— Given passage —
──────
In Calabria and Puglia, Campania, Sicily and Sardinia winemakers are following the trend, started in Tuscany and Piedmont a generation ago, of switching from quantity to quality. They are moving away from the bulk, peasant wine their forefathers produced for millennia, and are now making the sort of polished, modern wine that today’s consumers in London, Amsterdam and New York actually want to drink.
And much of it is being made not with international varietals like Merlot and Chardonnay, but indigenous grapes that are showing remarkable elegance when grown and vinified employing a level of care, attention and scientific knowledge that was unheard of 30 years ago.
A fine example are the DonnaChiara wines from Campania. For five generations the family have been growing grapes on the same land. For five generations that land has been passed from woman to woman, and today is managed by the fifth generation female, Illaria Petitto.
For 200 years they have grown grapes, but the only wine they made was for the family. The rest was sold to Mastroberardino, a big local producer. This was the normal practice throughout Italy.
But Illaria is doing things differently than her antecedents – in Avellino just east of Naples, she is now bottling and selling the wine under her own name, or rather, her grandmother’s name, DonnaChiara. And they are beautiful wines, quality wines that are emblematic of the whole change that is rippling through southern Italian winemaking.
Recently Illaria talked to me about how this transformation came about. She trained as a lawyer, and worked in Rome for a while.
──────
— Required actions —
1 - In the article on southern Italian winemaking, who manages the DonnaChiara family land today?
2 - Please copy the article on southern Italian winemaking word for word, starting at "For 200 years" and ending at "for a while.".
3 - Resume the article on southern Italian winemaking after its final sentence.

— Document structure recognition items —
──────
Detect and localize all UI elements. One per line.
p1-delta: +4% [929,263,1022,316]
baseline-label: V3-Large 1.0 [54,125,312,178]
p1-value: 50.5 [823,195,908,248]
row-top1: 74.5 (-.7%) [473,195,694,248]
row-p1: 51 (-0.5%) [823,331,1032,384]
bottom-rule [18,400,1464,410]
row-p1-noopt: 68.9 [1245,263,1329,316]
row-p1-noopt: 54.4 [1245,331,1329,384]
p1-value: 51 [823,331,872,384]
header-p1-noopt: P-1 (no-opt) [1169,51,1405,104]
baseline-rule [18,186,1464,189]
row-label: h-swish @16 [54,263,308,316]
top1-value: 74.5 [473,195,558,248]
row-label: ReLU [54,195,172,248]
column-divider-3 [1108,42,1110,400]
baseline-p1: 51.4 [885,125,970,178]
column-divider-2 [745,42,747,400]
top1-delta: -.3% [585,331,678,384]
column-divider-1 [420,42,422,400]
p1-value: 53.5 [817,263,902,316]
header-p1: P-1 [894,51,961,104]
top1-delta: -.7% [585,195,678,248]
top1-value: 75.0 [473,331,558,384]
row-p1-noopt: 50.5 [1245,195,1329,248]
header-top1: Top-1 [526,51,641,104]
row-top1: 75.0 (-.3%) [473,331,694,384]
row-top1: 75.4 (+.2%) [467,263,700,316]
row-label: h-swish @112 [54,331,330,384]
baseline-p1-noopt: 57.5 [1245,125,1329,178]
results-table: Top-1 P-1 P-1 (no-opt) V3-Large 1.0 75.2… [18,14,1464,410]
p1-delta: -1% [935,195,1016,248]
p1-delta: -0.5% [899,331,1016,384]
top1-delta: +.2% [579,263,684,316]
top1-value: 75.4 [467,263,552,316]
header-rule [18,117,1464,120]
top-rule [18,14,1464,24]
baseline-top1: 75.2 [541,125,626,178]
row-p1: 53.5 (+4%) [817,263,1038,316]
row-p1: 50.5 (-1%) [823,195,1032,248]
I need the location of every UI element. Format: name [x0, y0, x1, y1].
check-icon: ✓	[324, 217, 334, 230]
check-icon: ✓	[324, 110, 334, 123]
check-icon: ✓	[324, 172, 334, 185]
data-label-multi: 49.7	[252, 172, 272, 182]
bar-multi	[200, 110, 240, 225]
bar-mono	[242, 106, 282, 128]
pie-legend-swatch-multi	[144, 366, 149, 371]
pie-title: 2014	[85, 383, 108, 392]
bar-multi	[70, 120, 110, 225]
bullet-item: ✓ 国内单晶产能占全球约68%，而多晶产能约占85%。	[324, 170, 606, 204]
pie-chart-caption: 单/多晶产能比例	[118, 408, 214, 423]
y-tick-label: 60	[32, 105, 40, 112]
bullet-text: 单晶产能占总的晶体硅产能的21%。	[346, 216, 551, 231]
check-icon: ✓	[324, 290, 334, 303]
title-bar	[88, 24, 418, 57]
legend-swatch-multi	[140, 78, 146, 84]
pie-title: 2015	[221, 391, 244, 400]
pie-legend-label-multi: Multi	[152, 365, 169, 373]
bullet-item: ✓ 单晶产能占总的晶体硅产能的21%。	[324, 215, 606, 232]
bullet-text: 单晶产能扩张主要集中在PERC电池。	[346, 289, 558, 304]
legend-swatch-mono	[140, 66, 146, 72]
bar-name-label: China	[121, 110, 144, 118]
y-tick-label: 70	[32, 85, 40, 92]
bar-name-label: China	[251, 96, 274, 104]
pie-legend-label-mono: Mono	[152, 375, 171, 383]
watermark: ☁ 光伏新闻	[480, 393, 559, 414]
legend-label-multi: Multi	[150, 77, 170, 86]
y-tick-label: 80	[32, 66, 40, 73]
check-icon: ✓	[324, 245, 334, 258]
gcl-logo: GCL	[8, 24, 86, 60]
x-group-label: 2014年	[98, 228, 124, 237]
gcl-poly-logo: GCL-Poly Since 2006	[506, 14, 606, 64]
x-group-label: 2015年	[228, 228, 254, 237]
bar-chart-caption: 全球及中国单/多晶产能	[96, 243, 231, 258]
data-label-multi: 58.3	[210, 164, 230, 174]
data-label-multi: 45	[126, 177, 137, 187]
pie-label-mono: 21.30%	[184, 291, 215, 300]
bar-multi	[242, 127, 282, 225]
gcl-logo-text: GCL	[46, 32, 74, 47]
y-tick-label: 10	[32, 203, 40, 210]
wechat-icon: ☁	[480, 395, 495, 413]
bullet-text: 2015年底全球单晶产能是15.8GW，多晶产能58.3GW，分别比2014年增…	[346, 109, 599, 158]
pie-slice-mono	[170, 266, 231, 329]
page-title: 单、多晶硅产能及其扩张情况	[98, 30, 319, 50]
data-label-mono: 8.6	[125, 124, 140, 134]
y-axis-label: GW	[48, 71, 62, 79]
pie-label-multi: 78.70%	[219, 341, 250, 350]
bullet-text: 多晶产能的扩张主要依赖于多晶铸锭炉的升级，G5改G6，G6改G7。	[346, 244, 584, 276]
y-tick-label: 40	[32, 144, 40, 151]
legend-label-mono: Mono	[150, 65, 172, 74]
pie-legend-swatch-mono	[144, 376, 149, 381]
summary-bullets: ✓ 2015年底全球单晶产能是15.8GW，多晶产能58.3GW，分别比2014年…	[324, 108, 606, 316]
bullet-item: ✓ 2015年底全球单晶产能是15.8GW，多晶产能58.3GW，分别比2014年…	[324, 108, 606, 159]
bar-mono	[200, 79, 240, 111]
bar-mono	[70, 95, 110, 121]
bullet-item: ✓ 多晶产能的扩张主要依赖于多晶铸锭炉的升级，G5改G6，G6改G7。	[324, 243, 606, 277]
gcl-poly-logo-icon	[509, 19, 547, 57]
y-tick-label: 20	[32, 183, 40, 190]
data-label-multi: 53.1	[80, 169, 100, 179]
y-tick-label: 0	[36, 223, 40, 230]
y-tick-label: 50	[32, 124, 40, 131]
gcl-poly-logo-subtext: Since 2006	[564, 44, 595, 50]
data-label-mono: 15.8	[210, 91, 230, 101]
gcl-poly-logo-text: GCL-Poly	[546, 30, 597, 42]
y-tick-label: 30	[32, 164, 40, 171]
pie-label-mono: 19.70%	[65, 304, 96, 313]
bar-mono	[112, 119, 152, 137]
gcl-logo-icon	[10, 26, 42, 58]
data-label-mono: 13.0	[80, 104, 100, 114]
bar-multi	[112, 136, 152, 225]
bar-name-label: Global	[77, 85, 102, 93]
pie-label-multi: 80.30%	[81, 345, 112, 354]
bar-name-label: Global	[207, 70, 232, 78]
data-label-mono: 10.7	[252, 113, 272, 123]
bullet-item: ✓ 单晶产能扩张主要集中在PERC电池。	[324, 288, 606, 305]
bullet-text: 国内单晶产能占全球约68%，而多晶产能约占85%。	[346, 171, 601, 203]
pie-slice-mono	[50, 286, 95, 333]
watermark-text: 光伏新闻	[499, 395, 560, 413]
──────
— Answers to the exercise —
1 - Illaria Petitto, the fifth-generation woman of the family.

2 -
For 200 years they have grown grapes, but the only wine they made was for the family. The rest was sold to Mastroberardino, a big local producer. This was the normal practice throughout Italy.
But Illaria is doing things differently than her antecedents – in Avellino just east of Naples, she is now bottling and selling the wine under her own name, or rather, her grandmother’s name, DonnaChiara. And they are beautiful wines, quality wines that are emblematic of the whole change that is rippling through southern Italian winemaking.
Recently Illaria talked to me about how this transformation came about. She trained as a lawyer, and worked in Rome for a while.

3 -
But then….“I took a break from Rome, I came back to Avellino, and my mother, she asked me to help her…..asked me some suggestions…..I started going to the property very often and I got my sommelier diploma, I started to be very curious and at the end I started to ….said I don’t like the labels, I want to change the labels, I think we should do this and we should do that, I put myself in everything. Also, because my mother didn’t have a marketing background, and in the wine it’s also very important to market the product and to pay attention to many, many details.
“I fell completely in love with this. Step by step I got so many satisfaction in what I am doing that we are now like a team, my mother and I. I’m happy…..it’s a beautiful field. I feel I am doing something good.”
And her wines are indeed “something good”.
She makes several different cuvées, all of them interesting, full of personality, but the standout is her Taurasi Riserva 2007 ($50), from the indigenous Campania grape, Aglianico. Impeccable made, smooth and rich, but still managing to retain that dirt-under-the-fingernails, wine of the earth, quality that marks all DonnaChiara wines. It reminds me a bit of the wines of the southern Rhone, especially Gigondas.
It has huge aging potential, and will reward keeping for at least ten years. This is not something one said about wines from Campania in the past, if one even noticed them, except when one was on vacation there. And as such is fine example of the exciting changes that are happening in that region.